» Task statement:
Each entry below should be written out exactly as it is, with no pictures.

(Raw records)
# # #

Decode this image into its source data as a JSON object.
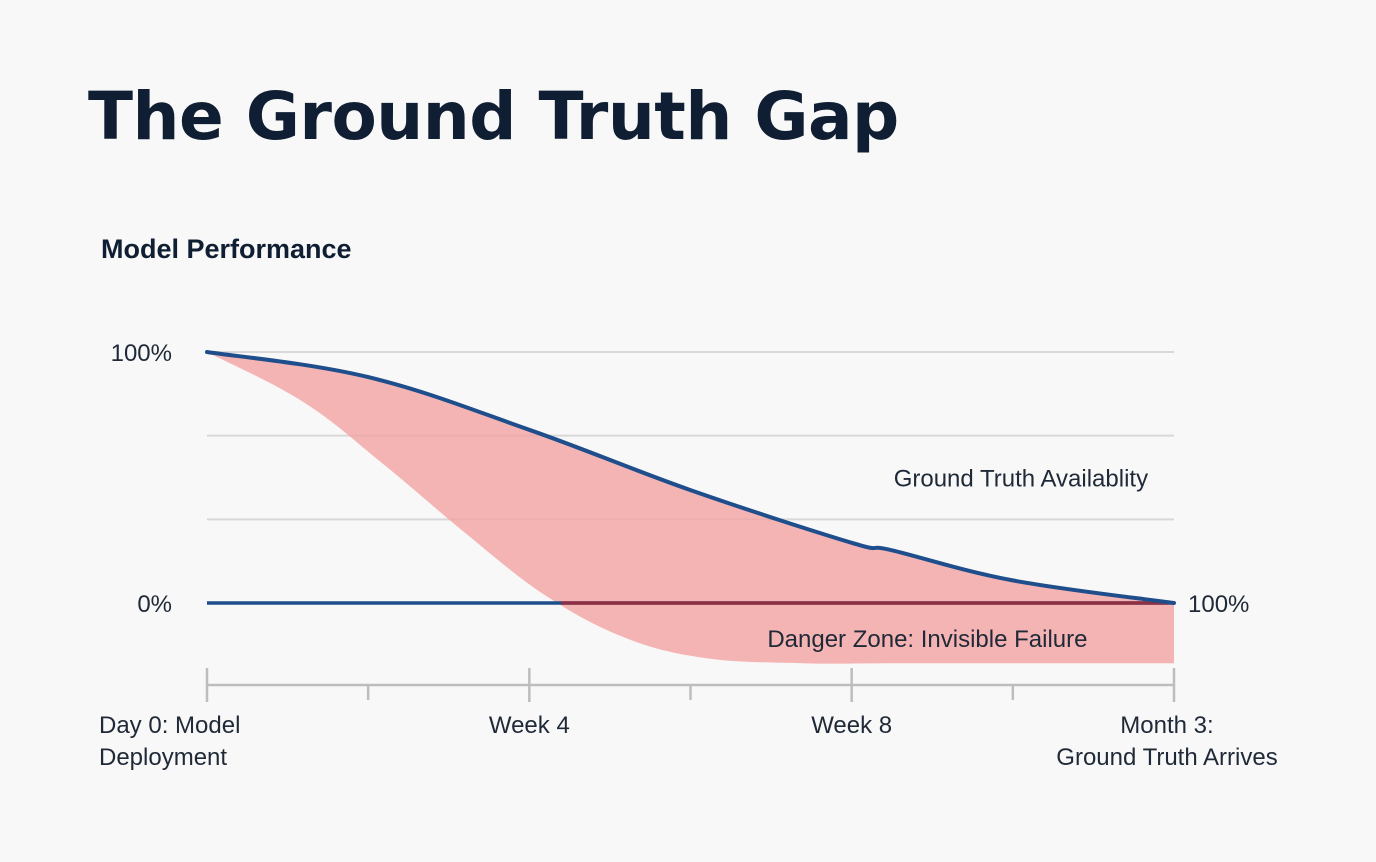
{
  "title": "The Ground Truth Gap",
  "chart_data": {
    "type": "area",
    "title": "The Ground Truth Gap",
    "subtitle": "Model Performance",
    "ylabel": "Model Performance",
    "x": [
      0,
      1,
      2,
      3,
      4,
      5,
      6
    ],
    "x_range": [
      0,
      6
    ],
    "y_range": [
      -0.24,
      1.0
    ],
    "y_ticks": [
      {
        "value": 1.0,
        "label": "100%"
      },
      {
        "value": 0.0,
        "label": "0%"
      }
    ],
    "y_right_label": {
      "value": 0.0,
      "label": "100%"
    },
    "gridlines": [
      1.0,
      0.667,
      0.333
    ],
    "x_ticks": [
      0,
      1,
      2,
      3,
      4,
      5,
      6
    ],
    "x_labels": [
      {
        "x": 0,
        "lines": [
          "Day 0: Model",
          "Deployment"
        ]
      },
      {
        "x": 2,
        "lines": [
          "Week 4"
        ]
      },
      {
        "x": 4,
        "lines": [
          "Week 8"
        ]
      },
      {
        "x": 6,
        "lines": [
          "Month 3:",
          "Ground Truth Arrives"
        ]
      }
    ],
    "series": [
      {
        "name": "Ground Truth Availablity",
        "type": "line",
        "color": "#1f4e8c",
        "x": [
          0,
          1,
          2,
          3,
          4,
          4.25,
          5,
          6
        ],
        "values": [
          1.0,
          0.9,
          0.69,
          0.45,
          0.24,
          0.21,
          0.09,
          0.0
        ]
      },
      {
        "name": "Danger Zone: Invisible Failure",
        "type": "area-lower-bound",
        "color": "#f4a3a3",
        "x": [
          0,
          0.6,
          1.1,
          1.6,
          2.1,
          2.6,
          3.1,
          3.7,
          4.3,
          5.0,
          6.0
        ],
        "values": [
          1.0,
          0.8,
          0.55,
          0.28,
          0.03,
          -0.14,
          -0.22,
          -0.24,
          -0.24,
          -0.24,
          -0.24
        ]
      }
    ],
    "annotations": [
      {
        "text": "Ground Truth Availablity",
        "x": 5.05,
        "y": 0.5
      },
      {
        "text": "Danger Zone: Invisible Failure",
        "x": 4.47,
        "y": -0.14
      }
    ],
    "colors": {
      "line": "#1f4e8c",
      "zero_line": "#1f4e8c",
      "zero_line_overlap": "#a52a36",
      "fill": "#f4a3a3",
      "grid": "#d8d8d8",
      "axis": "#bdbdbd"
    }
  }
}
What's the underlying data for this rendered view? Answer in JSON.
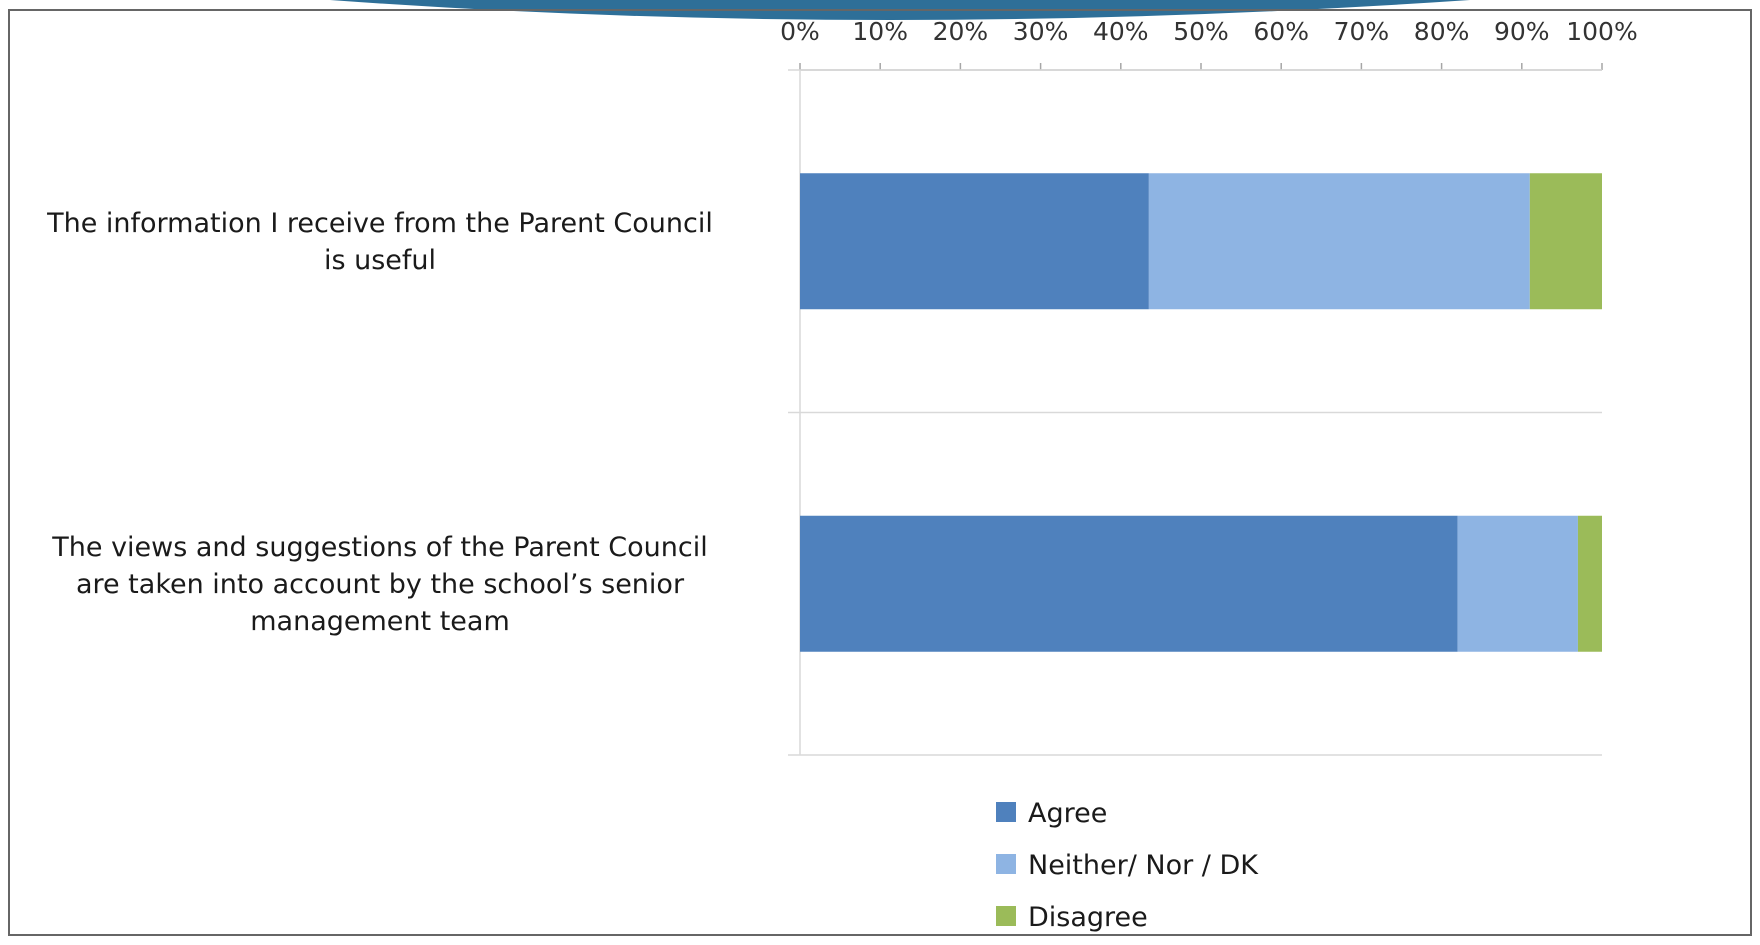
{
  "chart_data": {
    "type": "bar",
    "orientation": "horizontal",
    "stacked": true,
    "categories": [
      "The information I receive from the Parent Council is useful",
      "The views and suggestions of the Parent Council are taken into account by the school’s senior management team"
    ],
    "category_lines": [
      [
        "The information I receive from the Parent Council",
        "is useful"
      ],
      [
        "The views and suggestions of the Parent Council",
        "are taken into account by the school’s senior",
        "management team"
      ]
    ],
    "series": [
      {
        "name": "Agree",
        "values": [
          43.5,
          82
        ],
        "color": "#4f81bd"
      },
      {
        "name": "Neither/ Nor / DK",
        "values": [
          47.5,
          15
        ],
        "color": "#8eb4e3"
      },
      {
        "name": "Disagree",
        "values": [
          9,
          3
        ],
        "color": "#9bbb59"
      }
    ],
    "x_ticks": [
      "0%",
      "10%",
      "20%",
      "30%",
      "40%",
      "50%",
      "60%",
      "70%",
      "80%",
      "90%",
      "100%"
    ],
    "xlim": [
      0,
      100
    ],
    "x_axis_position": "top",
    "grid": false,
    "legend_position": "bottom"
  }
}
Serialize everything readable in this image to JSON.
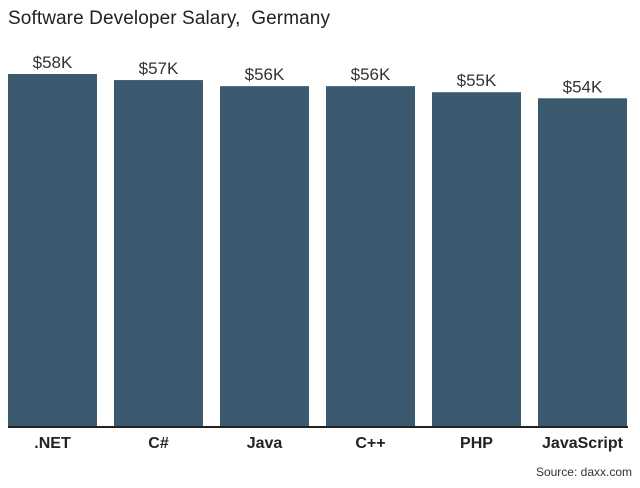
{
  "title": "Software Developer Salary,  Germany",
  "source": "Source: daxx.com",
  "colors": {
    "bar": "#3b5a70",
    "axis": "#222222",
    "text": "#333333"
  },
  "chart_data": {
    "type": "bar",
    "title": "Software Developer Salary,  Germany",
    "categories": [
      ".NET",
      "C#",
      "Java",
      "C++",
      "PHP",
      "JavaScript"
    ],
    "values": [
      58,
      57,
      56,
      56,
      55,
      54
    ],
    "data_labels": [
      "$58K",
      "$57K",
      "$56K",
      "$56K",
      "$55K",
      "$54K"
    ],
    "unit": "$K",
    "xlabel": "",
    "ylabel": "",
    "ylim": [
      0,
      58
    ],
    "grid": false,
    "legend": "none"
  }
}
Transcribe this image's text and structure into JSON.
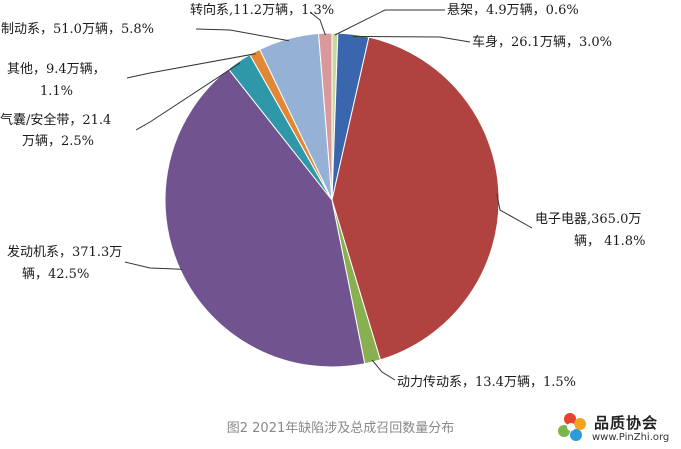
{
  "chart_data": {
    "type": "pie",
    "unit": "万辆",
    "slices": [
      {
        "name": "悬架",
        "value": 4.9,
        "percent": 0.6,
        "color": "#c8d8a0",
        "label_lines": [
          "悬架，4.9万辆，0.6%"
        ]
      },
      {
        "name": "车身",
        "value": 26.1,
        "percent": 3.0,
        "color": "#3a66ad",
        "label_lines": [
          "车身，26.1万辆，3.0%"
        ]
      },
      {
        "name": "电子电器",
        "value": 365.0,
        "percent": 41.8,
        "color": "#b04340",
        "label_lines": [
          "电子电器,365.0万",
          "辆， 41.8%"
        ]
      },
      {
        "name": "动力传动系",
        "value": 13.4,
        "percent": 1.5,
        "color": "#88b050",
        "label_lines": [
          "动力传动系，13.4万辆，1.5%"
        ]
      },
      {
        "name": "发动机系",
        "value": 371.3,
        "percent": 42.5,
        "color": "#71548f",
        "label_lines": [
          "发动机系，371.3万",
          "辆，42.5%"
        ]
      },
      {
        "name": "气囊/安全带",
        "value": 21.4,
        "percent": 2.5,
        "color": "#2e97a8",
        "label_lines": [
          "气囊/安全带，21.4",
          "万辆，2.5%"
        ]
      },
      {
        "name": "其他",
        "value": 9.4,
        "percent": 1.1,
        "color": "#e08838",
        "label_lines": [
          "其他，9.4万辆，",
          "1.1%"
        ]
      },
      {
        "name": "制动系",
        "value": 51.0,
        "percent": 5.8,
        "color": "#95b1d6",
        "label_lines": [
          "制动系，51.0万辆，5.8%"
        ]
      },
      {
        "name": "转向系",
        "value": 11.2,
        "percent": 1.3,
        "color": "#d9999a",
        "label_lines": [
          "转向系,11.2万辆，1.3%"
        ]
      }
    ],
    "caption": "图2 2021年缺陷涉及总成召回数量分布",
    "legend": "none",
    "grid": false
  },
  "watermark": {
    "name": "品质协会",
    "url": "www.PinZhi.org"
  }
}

# # #

» Answer for this exercise:
Decode this image into its source data as a JSON object.
{
  "title": "The Ground Truth Gap",
  "chart_data": {
    "type": "area",
    "title": "The Ground Truth Gap",
    "subtitle": "Model Performance",
    "ylabel": "Model Performance",
    "x": [
      0,
      1,
      2,
      3,
      4,
      5,
      6
    ],
    "x_range": [
      0,
      6
    ],
    "y_range": [
      -0.24,
      1.0
    ],
    "y_ticks": [
      {
        "value": 1.0,
        "label": "100%"
      },
      {
        "value": 0.0,
        "label": "0%"
      }
    ],
    "y_right_label": {
      "value": 0.0,
      "label": "100%"
    },
    "gridlines": [
      1.0,
      0.667,
      0.333
    ],
    "x_ticks": [
      0,
      1,
      2,
      3,
      4,
      5,
      6
    ],
    "x_labels": [
      {
        "x": 0,
        "lines": [
          "Day 0: Model",
          "Deployment"
        ]
      },
      {
        "x": 2,
        "lines": [
          "Week 4"
        ]
      },
      {
        "x": 4,
        "lines": [
          "Week 8"
        ]
      },
      {
        "x": 6,
        "lines": [
          "Month 3:",
          "Ground Truth Arrives"
        ]
      }
    ],
    "series": [
      {
        "name": "Ground Truth Availablity",
        "type": "line",
        "color": "#1f4e8c",
        "x": [
          0,
          1,
          2,
          3,
          4,
          4.25,
          5,
          6
        ],
        "values": [
          1.0,
          0.9,
          0.69,
          0.45,
          0.24,
          0.21,
          0.09,
          0.0
        ]
      },
      {
        "name": "Danger Zone: Invisible Failure",
        "type": "area-lower-bound",
        "color": "#f4a3a3",
        "x": [
          0,
          0.6,
          1.1,
          1.6,
          2.1,
          2.6,
          3.1,
          3.7,
          4.3,
          5.0,
          6.0
        ],
        "values": [
          1.0,
          0.8,
          0.55,
          0.28,
          0.03,
          -0.14,
          -0.22,
          -0.24,
          -0.24,
          -0.24,
          -0.24
        ]
      }
    ],
    "annotations": [
      {
        "text": "Ground Truth Availablity",
        "x": 5.05,
        "y": 0.5
      },
      {
        "text": "Danger Zone: Invisible Failure",
        "x": 4.47,
        "y": -0.14
      }
    ],
    "colors": {
      "line": "#1f4e8c",
      "zero_line": "#1f4e8c",
      "zero_line_overlap": "#a52a36",
      "fill": "#f4a3a3",
      "grid": "#d8d8d8",
      "axis": "#bdbdbd"
    }
  }
}
What's the underlying data for this rendered view? Answer in JSON.
{
  "chart_data": {
    "type": "bar",
    "orientation": "horizontal",
    "stacked": true,
    "categories": [
      "The information I receive from the Parent Council is useful",
      "The views and suggestions of the Parent Council are taken into account by the school’s senior management team"
    ],
    "category_lines": [
      [
        "The information I receive from the Parent Council",
        "is useful"
      ],
      [
        "The views and suggestions of the Parent Council",
        "are taken into account by the school’s senior",
        "management team"
      ]
    ],
    "series": [
      {
        "name": "Agree",
        "values": [
          43.5,
          82
        ],
        "color": "#4f81bd"
      },
      {
        "name": "Neither/ Nor / DK",
        "values": [
          47.5,
          15
        ],
        "color": "#8eb4e3"
      },
      {
        "name": "Disagree",
        "values": [
          9,
          3
        ],
        "color": "#9bbb59"
      }
    ],
    "x_ticks": [
      "0%",
      "10%",
      "20%",
      "30%",
      "40%",
      "50%",
      "60%",
      "70%",
      "80%",
      "90%",
      "100%"
    ],
    "xlim": [
      0,
      100
    ],
    "x_axis_position": "top",
    "grid": false,
    "legend_position": "bottom"
  }
}
Serialize everything readable in this image to JSON.
{
  "title": "Software Developer Salary,  Germany",
  "source": "Source: daxx.com",
  "colors": {
    "bar": "#3b5a70",
    "axis": "#222222",
    "text": "#333333"
  },
  "chart_data": {
    "type": "bar",
    "title": "Software Developer Salary,  Germany",
    "categories": [
      ".NET",
      "C#",
      "Java",
      "C++",
      "PHP",
      "JavaScript"
    ],
    "values": [
      58,
      57,
      56,
      56,
      55,
      54
    ],
    "data_labels": [
      "$58K",
      "$57K",
      "$56K",
      "$56K",
      "$55K",
      "$54K"
    ],
    "unit": "$K",
    "xlabel": "",
    "ylabel": "",
    "ylim": [
      0,
      58
    ],
    "grid": false,
    "legend": "none"
  }
}
Transcribe this image's text and structure into JSON.
{
  "chart_data": {
    "type": "pie",
    "unit": "万辆",
    "slices": [
      {
        "name": "悬架",
        "value": 4.9,
        "percent": 0.6,
        "color": "#c8d8a0",
        "label_lines": [
          "悬架，4.9万辆，0.6%"
        ]
      },
      {
        "name": "车身",
        "value": 26.1,
        "percent": 3.0,
        "color": "#3a66ad",
        "label_lines": [
          "车身，26.1万辆，3.0%"
        ]
      },
      {
        "name": "电子电器",
        "value": 365.0,
        "percent": 41.8,
        "color": "#b04340",
        "label_lines": [
          "电子电器,365.0万",
          "辆， 41.8%"
        ]
      },
      {
        "name": "动力传动系",
        "value": 13.4,
        "percent": 1.5,
        "color": "#88b050",
        "label_lines": [
          "动力传动系，13.4万辆，1.5%"
        ]
      },
      {
        "name": "发动机系",
        "value": 371.3,
        "percent": 42.5,
        "color": "#71548f",
        "label_lines": [
          "发动机系，371.3万",
          "辆，42.5%"
        ]
      },
      {
        "name": "气囊/安全带",
        "value": 21.4,
        "percent": 2.5,
        "color": "#2e97a8",
        "label_lines": [
          "气囊/安全带，21.4",
          "万辆，2.5%"
        ]
      },
      {
        "name": "其他",
        "value": 9.4,
        "percent": 1.1,
        "color": "#e08838",
        "label_lines": [
          "其他，9.4万辆，",
          "1.1%"
        ]
      },
      {
        "name": "制动系",
        "value": 51.0,
        "percent": 5.8,
        "color": "#95b1d6",
        "label_lines": [
          "制动系，51.0万辆，5.8%"
        ]
      },
      {
        "name": "转向系",
        "value": 11.2,
        "percent": 1.3,
        "color": "#d9999a",
        "label_lines": [
          "转向系,11.2万辆，1.3%"
        ]
      }
    ],
    "caption": "图2 2021年缺陷涉及总成召回数量分布",
    "legend": "none",
    "grid": false
  },
  "watermark": {
    "name": "品质协会",
    "url": "www.PinZhi.org"
  }
}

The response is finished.